- **Aim of the task**: Filter the entries and keep only the lines where the string "Contains" appears.

- **Available data**:
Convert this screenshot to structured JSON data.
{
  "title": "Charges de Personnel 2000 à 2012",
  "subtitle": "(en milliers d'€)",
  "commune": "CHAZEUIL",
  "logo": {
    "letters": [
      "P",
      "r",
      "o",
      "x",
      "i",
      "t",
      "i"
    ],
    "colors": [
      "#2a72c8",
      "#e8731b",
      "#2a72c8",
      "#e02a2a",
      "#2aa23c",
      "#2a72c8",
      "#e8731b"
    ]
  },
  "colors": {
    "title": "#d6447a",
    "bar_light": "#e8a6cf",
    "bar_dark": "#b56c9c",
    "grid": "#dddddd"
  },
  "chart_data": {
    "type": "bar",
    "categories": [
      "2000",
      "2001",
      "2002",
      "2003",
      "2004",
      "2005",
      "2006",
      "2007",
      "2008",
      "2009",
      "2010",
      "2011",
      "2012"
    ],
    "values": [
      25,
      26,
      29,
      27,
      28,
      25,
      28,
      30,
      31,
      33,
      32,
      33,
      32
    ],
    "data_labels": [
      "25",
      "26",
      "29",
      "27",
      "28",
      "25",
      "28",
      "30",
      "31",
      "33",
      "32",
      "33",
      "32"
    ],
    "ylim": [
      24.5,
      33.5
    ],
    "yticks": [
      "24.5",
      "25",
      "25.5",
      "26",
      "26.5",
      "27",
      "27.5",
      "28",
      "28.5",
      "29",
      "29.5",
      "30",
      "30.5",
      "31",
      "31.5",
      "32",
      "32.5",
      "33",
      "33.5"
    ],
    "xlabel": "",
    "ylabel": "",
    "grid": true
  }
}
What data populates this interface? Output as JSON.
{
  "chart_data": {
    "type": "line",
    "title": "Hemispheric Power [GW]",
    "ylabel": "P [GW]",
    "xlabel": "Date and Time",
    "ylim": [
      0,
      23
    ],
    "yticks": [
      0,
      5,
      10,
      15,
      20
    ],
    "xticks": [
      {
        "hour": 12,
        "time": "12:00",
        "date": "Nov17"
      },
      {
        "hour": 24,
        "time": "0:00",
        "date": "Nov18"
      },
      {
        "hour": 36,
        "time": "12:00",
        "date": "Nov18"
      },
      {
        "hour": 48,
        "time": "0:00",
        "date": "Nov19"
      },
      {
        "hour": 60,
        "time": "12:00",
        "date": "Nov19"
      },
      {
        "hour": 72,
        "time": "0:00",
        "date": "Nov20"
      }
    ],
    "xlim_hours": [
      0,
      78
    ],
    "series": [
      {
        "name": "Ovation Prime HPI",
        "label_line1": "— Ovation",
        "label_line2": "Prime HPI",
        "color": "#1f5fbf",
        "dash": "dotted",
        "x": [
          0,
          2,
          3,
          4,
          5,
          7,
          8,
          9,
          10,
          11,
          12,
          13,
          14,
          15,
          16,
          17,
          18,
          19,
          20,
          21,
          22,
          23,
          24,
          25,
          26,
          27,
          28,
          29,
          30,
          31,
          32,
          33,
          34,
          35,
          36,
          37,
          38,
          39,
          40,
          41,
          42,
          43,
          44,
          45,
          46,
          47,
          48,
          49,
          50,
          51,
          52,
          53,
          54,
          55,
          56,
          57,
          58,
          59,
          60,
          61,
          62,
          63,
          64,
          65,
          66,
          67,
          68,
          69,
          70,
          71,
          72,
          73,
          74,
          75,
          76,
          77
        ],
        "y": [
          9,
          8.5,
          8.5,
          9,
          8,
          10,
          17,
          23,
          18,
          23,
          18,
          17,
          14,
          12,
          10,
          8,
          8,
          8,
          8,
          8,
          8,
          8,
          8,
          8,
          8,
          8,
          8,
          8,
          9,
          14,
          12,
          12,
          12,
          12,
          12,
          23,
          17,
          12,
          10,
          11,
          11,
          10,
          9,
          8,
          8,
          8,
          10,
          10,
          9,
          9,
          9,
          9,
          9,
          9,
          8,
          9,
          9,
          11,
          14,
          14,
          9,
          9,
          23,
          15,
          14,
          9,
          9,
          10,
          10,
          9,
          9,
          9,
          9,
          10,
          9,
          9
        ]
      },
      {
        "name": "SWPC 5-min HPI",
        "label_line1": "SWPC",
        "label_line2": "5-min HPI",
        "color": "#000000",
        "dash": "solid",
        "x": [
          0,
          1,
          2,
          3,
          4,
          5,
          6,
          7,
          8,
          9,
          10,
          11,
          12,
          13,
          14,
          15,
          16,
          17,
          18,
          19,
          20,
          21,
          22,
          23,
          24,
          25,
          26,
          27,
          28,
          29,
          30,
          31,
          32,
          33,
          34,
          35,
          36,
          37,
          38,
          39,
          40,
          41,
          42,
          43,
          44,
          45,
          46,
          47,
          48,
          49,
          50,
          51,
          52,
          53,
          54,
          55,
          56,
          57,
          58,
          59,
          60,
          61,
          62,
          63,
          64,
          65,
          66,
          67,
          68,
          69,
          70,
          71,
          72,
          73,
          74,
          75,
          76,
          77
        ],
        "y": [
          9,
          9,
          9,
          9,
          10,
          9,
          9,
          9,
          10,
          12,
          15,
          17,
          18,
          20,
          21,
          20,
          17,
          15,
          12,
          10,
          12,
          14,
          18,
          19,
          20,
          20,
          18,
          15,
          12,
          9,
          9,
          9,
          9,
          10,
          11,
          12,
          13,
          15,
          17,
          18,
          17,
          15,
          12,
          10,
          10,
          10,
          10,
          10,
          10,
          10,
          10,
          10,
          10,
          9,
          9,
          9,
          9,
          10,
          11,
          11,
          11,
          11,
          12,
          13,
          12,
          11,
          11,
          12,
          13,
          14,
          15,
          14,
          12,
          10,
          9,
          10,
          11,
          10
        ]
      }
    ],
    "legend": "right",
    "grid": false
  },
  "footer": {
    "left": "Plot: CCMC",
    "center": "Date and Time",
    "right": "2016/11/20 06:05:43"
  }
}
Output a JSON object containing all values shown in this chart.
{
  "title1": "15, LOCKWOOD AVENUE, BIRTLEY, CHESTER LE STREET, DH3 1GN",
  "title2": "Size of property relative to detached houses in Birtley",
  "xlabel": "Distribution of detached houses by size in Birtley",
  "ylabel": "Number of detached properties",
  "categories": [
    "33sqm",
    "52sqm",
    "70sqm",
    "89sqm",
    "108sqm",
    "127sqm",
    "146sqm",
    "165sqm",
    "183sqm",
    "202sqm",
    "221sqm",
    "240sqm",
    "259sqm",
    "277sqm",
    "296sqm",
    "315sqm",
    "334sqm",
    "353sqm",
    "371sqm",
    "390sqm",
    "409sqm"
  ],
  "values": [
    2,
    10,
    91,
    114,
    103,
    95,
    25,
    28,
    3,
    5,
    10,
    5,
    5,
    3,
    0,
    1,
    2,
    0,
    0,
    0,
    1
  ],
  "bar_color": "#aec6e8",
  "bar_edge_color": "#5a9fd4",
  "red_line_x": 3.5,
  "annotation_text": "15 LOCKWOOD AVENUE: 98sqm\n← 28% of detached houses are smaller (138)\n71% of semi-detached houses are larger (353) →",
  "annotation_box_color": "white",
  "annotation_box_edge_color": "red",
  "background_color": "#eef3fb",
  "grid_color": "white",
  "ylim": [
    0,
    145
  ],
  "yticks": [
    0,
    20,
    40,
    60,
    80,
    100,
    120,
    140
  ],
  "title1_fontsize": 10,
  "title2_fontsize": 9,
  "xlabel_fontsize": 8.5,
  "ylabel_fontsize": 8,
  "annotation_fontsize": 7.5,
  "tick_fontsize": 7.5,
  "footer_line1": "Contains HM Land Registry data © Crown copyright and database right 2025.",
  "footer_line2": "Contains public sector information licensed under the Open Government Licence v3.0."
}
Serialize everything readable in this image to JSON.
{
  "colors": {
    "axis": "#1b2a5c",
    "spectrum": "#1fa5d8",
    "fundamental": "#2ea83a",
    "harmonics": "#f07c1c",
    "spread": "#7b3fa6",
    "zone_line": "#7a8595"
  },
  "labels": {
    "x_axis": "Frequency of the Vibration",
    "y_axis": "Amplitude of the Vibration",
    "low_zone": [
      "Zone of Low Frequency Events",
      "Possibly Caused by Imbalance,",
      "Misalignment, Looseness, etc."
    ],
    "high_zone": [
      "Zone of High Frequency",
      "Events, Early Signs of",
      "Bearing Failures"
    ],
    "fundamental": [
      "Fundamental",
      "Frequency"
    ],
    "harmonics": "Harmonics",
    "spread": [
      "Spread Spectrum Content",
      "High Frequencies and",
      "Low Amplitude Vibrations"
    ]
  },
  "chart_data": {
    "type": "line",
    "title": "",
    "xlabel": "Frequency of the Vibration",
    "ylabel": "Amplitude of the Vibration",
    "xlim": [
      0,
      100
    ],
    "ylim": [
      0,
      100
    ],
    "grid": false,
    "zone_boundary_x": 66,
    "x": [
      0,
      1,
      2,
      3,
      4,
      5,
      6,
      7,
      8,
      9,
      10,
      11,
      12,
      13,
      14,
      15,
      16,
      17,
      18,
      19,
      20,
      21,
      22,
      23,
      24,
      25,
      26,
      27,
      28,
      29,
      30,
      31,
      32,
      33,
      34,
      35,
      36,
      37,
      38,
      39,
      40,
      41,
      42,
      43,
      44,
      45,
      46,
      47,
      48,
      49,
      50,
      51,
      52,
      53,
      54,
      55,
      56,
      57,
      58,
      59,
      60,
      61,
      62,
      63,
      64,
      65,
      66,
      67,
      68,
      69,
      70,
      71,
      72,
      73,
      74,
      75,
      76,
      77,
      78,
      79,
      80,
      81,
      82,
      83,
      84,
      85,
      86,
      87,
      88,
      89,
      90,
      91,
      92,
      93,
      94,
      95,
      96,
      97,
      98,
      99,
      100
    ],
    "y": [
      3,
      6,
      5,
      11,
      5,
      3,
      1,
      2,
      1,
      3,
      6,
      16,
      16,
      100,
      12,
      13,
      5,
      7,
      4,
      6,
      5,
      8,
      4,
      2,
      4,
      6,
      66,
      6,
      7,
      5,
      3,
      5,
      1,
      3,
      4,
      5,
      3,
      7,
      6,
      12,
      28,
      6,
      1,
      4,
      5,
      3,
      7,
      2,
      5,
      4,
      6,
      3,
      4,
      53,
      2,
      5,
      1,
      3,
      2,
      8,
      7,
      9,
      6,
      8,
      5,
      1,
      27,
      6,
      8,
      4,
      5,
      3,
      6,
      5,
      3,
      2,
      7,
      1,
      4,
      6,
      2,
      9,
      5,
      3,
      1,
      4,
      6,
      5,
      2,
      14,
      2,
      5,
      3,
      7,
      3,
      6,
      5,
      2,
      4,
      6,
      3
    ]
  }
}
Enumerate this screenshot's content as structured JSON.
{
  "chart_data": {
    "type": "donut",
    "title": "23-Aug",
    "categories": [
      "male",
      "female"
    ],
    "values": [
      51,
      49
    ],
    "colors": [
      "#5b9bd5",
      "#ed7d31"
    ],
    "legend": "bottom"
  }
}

- **Result for this task**:
  "footer_line1": "Contains HM Land Registry data © Crown copyright and database right 2025.",
  "footer_line2": "Contains public sector information licensed under the Open Government Licence v3.0."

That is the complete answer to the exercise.